TASK TO COMPLETE:
Reproduce each line of the listing exactly.

Stored dataset items:

** begin **

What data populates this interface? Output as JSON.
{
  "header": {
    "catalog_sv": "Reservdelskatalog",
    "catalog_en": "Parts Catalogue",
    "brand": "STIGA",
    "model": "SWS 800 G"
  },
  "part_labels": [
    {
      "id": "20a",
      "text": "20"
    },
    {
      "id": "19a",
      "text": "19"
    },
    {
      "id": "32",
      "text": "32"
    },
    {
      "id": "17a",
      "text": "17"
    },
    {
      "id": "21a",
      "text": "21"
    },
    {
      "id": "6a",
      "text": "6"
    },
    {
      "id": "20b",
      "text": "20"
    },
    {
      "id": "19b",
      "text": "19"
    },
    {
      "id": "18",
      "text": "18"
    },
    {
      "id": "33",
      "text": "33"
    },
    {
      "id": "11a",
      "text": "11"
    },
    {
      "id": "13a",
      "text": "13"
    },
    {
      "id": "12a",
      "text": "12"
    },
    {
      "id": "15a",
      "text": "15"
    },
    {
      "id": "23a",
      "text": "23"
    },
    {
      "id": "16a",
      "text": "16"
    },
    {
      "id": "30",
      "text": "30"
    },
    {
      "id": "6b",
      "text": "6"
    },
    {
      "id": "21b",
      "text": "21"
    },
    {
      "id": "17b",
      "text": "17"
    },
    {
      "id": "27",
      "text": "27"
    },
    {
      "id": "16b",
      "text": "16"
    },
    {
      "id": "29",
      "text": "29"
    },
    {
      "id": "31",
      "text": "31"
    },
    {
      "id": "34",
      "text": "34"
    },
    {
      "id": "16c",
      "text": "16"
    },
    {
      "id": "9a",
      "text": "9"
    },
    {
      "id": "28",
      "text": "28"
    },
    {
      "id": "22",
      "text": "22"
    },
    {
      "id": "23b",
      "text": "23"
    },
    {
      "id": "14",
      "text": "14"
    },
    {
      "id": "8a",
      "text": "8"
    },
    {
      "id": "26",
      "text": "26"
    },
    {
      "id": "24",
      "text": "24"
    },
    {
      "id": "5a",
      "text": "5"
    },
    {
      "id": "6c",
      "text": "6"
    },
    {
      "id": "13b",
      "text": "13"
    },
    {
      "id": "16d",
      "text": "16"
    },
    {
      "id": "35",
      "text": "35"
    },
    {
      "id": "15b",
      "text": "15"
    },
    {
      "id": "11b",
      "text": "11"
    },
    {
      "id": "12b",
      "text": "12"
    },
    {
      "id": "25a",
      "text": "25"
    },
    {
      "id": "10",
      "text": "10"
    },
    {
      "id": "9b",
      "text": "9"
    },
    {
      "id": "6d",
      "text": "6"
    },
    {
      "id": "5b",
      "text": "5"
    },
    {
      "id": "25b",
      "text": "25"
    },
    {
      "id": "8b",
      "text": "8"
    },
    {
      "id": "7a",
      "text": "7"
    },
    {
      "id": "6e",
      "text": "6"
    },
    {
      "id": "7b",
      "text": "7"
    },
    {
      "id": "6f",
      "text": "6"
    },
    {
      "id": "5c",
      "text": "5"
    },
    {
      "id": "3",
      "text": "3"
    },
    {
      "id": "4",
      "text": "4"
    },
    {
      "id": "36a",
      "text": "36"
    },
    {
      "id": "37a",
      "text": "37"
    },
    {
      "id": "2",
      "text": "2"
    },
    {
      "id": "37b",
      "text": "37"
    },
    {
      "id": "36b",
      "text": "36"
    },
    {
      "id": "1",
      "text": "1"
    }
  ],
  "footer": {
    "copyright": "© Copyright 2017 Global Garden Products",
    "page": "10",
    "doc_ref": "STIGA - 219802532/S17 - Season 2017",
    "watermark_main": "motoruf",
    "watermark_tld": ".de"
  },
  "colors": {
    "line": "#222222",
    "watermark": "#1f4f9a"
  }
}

** end **

TASK OUTPUT:
What data populates this interface? Output as JSON.
{
  "header": {
    "catalog_sv": "Reservdelskatalog",
    "catalog_en": "Parts Catalogue",
    "brand": "STIGA",
    "model": "SWS 800 G"
  },
  "part_labels": [
    {
      "id": "20a",
      "text": "20"
    },
    {
      "id": "19a",
      "text": "19"
    },
    {
      "id": "32",
      "text": "32"
    },
    {
      "id": "17a",
      "text": "17"
    },
    {
      "id": "21a",
      "text": "21"
    },
    {
      "id": "6a",
      "text": "6"
    },
    {
      "id": "20b",
      "text": "20"
    },
    {
      "id": "19b",
      "text": "19"
    },
    {
      "id": "18",
      "text": "18"
    },
    {
      "id": "33",
      "text": "33"
    },
    {
      "id": "11a",
      "text": "11"
    },
    {
      "id": "13a",
      "text": "13"
    },
    {
      "id": "12a",
      "text": "12"
    },
    {
      "id": "15a",
      "text": "15"
    },
    {
      "id": "23a",
      "text": "23"
    },
    {
      "id": "16a",
      "text": "16"
    },
    {
      "id": "30",
      "text": "30"
    },
    {
      "id": "6b",
      "text": "6"
    },
    {
      "id": "21b",
      "text": "21"
    },
    {
      "id": "17b",
      "text": "17"
    },
    {
      "id": "27",
      "text": "27"
    },
    {
      "id": "16b",
      "text": "16"
    },
    {
      "id": "29",
      "text": "29"
    },
    {
      "id": "31",
      "text": "31"
    },
    {
      "id": "34",
      "text": "34"
    },
    {
      "id": "16c",
      "text": "16"
    },
    {
      "id": "9a",
      "text": "9"
    },
    {
      "id": "28",
      "text": "28"
    },
    {
      "id": "22",
      "text": "22"
    },
    {
      "id": "23b",
      "text": "23"
    },
    {
      "id": "14",
      "text": "14"
    },
    {
      "id": "8a",
      "text": "8"
    },
    {
      "id": "26",
      "text": "26"
    },
    {
      "id": "24",
      "text": "24"
    },
    {
      "id": "5a",
      "text": "5"
    },
    {
      "id": "6c",
      "text": "6"
    },
    {
      "id": "13b",
      "text": "13"
    },
    {
      "id": "16d",
      "text": "16"
    },
    {
      "id": "35",
      "text": "35"
    },
    {
      "id": "15b",
      "text": "15"
    },
    {
      "id": "11b",
      "text": "11"
    },
    {
      "id": "12b",
      "text": "12"
    },
    {
      "id": "25a",
      "text": "25"
    },
    {
      "id": "10",
      "text": "10"
    },
    {
      "id": "9b",
      "text": "9"
    },
    {
      "id": "6d",
      "text": "6"
    },
    {
      "id": "5b",
      "text": "5"
    },
    {
      "id": "25b",
      "text": "25"
    },
    {
      "id": "8b",
      "text": "8"
    },
    {
      "id": "7a",
      "text": "7"
    },
    {
      "id": "6e",
      "text": "6"
    },
    {
      "id": "7b",
      "text": "7"
    },
    {
      "id": "6f",
      "text": "6"
    },
    {
      "id": "5c",
      "text": "5"
    },
    {
      "id": "3",
      "text": "3"
    },
    {
      "id": "4",
      "text": "4"
    },
    {
      "id": "36a",
      "text": "36"
    },
    {
      "id": "37a",
      "text": "37"
    },
    {
      "id": "2",
      "text": "2"
    },
    {
      "id": "37b",
      "text": "37"
    },
    {
      "id": "36b",
      "text": "36"
    },
    {
      "id": "1",
      "text": "1"
    }
  ],
  "footer": {
    "copyright": "© Copyright 2017 Global Garden Products",
    "page": "10",
    "doc_ref": "STIGA - 219802532/S17 - Season 2017",
    "watermark_main": "motoruf",
    "watermark_tld": ".de"
  },
  "colors": {
    "line": "#222222",
    "watermark": "#1f4f9a"
  }
}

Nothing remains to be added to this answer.